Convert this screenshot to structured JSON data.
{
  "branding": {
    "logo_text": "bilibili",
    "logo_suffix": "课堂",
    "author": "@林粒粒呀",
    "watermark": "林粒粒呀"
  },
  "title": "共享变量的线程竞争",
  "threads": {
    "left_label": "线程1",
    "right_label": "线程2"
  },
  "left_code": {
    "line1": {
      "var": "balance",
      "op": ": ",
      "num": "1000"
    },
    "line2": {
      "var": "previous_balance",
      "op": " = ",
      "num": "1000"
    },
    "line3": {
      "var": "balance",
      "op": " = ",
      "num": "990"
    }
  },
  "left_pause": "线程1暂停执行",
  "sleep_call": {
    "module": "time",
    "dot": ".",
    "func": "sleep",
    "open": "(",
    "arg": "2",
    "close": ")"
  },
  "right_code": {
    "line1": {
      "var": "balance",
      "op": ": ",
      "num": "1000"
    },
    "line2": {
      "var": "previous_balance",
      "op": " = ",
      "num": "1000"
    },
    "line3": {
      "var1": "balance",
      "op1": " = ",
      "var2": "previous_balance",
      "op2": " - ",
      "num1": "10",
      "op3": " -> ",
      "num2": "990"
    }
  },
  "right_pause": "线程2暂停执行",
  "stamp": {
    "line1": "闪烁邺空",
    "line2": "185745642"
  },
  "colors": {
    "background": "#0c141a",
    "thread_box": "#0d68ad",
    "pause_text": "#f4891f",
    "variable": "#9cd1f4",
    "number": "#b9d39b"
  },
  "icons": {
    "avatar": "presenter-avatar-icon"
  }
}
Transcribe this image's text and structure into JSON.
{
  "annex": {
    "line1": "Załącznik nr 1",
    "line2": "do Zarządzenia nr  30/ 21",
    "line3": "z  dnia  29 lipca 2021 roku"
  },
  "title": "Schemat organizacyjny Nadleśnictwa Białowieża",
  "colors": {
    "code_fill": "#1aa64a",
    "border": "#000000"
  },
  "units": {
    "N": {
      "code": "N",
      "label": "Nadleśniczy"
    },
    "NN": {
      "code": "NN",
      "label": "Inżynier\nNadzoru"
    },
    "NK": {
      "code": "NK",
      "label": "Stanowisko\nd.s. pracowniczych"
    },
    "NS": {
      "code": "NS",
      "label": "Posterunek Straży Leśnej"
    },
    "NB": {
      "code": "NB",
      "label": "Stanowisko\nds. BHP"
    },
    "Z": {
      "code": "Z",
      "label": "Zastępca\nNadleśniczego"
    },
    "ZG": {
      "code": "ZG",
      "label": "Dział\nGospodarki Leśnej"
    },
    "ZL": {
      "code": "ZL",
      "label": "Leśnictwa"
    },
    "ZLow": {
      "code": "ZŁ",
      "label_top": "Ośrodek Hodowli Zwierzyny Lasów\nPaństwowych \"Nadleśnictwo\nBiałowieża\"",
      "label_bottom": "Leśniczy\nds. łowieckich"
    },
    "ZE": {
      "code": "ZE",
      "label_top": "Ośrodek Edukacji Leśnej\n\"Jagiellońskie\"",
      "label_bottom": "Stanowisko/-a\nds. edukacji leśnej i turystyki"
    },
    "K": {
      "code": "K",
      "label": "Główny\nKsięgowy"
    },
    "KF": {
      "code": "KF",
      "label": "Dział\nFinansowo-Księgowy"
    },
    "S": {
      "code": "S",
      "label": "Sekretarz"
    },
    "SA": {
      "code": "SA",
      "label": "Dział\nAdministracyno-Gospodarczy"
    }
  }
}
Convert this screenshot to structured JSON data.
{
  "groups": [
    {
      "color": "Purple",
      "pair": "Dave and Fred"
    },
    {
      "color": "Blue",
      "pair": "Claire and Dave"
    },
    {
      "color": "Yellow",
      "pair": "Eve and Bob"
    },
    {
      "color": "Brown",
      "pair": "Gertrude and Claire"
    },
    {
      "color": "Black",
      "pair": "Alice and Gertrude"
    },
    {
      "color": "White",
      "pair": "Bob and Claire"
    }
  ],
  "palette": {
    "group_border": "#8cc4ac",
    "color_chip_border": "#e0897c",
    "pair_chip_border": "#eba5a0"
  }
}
◇ ◇ ◇ ◇ ◇
Reproduce all the data word for word.

Convert this screenshot to structured JSON data.
{
  "branding": {
    "logo_text": "bilibili",
    "logo_suffix": "课堂",
    "author": "@林粒粒呀",
    "watermark": "林粒粒呀"
  },
  "title": "共享变量的线程竞争",
  "threads": {
    "left_label": "线程1",
    "right_label": "线程2"
  },
  "left_code": {
    "line1": {
      "var": "balance",
      "op": ": ",
      "num": "1000"
    },
    "line2": {
      "var": "previous_balance",
      "op": " = ",
      "num": "1000"
    },
    "line3": {
      "var": "balance",
      "op": " = ",
      "num": "990"
    }
  },
  "left_pause": "线程1暂停执行",
  "sleep_call": {
    "module": "time",
    "dot": ".",
    "func": "sleep",
    "open": "(",
    "arg": "2",
    "close": ")"
  },
  "right_code": {
    "line1": {
      "var": "balance",
      "op": ": ",
      "num": "1000"
    },
    "line2": {
      "var": "previous_balance",
      "op": " = ",
      "num": "1000"
    },
    "line3": {
      "var1": "balance",
      "op1": " = ",
      "var2": "previous_balance",
      "op2": " - ",
      "num1": "10",
      "op3": " -> ",
      "num2": "990"
    }
  },
  "right_pause": "线程2暂停执行",
  "stamp": {
    "line1": "闪烁邺空",
    "line2": "185745642"
  },
  "colors": {
    "background": "#0c141a",
    "thread_box": "#0d68ad",
    "pause_text": "#f4891f",
    "variable": "#9cd1f4",
    "number": "#b9d39b"
  },
  "icons": {
    "avatar": "presenter-avatar-icon"
  }
}
Transcribe this image's text and structure into JSON.
{
  "annex": {
    "line1": "Załącznik nr 1",
    "line2": "do Zarządzenia nr  30/ 21",
    "line3": "z  dnia  29 lipca 2021 roku"
  },
  "title": "Schemat organizacyjny Nadleśnictwa Białowieża",
  "colors": {
    "code_fill": "#1aa64a",
    "border": "#000000"
  },
  "units": {
    "N": {
      "code": "N",
      "label": "Nadleśniczy"
    },
    "NN": {
      "code": "NN",
      "label": "Inżynier\nNadzoru"
    },
    "NK": {
      "code": "NK",
      "label": "Stanowisko\nd.s. pracowniczych"
    },
    "NS": {
      "code": "NS",
      "label": "Posterunek Straży Leśnej"
    },
    "NB": {
      "code": "NB",
      "label": "Stanowisko\nds. BHP"
    },
    "Z": {
      "code": "Z",
      "label": "Zastępca\nNadleśniczego"
    },
    "ZG": {
      "code": "ZG",
      "label": "Dział\nGospodarki Leśnej"
    },
    "ZL": {
      "code": "ZL",
      "label": "Leśnictwa"
    },
    "ZLow": {
      "code": "ZŁ",
      "label_top": "Ośrodek Hodowli Zwierzyny Lasów\nPaństwowych \"Nadleśnictwo\nBiałowieża\"",
      "label_bottom": "Leśniczy\nds. łowieckich"
    },
    "ZE": {
      "code": "ZE",
      "label_top": "Ośrodek Edukacji Leśnej\n\"Jagiellońskie\"",
      "label_bottom": "Stanowisko/-a\nds. edukacji leśnej i turystyki"
    },
    "K": {
      "code": "K",
      "label": "Główny\nKsięgowy"
    },
    "KF": {
      "code": "KF",
      "label": "Dział\nFinansowo-Księgowy"
    },
    "S": {
      "code": "S",
      "label": "Sekretarz"
    },
    "SA": {
      "code": "SA",
      "label": "Dział\nAdministracyno-Gospodarczy"
    }
  }
}
Convert this screenshot to structured JSON data.
{
  "groups": [
    {
      "color": "Purple",
      "pair": "Dave and Fred"
    },
    {
      "color": "Blue",
      "pair": "Claire and Dave"
    },
    {
      "color": "Yellow",
      "pair": "Eve and Bob"
    },
    {
      "color": "Brown",
      "pair": "Gertrude and Claire"
    },
    {
      "color": "Black",
      "pair": "Alice and Gertrude"
    },
    {
      "color": "White",
      "pair": "Bob and Claire"
    }
  ],
  "palette": {
    "group_border": "#8cc4ac",
    "color_chip_border": "#e0897c",
    "pair_chip_border": "#eba5a0"
  }
}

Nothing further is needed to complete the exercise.